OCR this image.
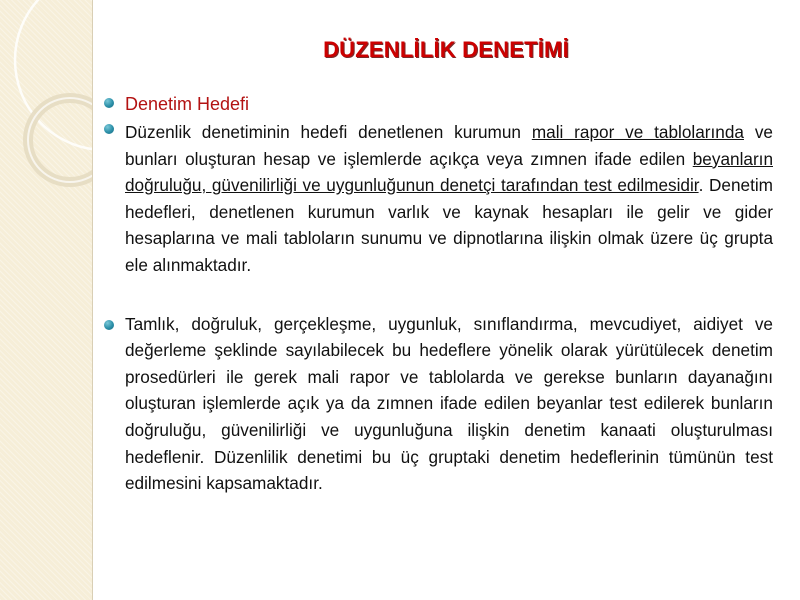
DÜZENLİLİK DENETİMİ
Denetim Hedefi
Düzenlik denetiminin hedefi denetlenen kurumun mali rapor ve tablolarında ve bunları oluşturan hesap ve işlemlerde açıkça veya zımnen ifade edilen beyanların doğruluğu, güvenilirliği ve uygunluğunun denetçi tarafından test edilmesidir. Denetim hedefleri, denetlenen kurumun varlık ve kaynak hesapları ile gelir ve gider hesaplarına ve mali tabloların sunumu ve dipnotlarına ilişkin olmak üzere üç grupta ele alınmaktadır.
Tamlık, doğruluk, gerçekleşme, uygunluk, sınıflandırma, mevcudiyet, aidiyet ve değerleme şeklinde sayılabilecek bu hedeflere yönelik olarak yürütülecek denetim prosedürleri ile gerek mali rapor ve tablolarda ve gerekse bunların dayanağını oluşturan işlemlerde açık ya da zımnen ifade edilen beyanlar test edilerek bunların doğruluğu, güvenilirliği ve uygunluğuna ilişkin denetim kanaati oluşturulması hedeflenir. Düzenlilik denetimi bu üç gruptaki denetim hedeflerinin tümünün test edilmesini kapsamaktadır.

____

**DIRECTION**
Gather each line of the records holding the string "rapor".

**FULL OUTPUT**
Düzenlik denetiminin hedefi denetlenen kurumun mali rapor ve tablolarında ve bunları oluşturan hesap ve işlemlerde açıkça veya zımnen ifade edilen beyanların doğruluğu, güvenilirliği ve uygunluğunun denetçi tarafından test edilmesidir. Denetim hedefleri, denetlenen kurumun varlık ve kaynak hesapları ile gelir ve gider hesaplarına ve mali tabloların sunumu ve dipnotlarına ilişkin olmak üzere üç grupta ele alınmaktadır.
Tamlık, doğruluk, gerçekleşme, uygunluk, sınıflandırma, mevcudiyet, aidiyet ve değerleme şeklinde sayılabilecek bu hedeflere yönelik olarak yürütülecek denetim prosedürleri ile gerek mali rapor ve tablolarda ve gerekse bunların dayanağını oluşturan işlemlerde açık ya da zımnen ifade edilen beyanlar test edilerek bunların doğruluğu, güvenilirliği ve uygunluğuna ilişkin denetim kanaati oluşturulması hedeflenir. Düzenlilik denetimi bu üç gruptaki denetim hedeflerinin tümünün test edilmesini kapsamaktadır.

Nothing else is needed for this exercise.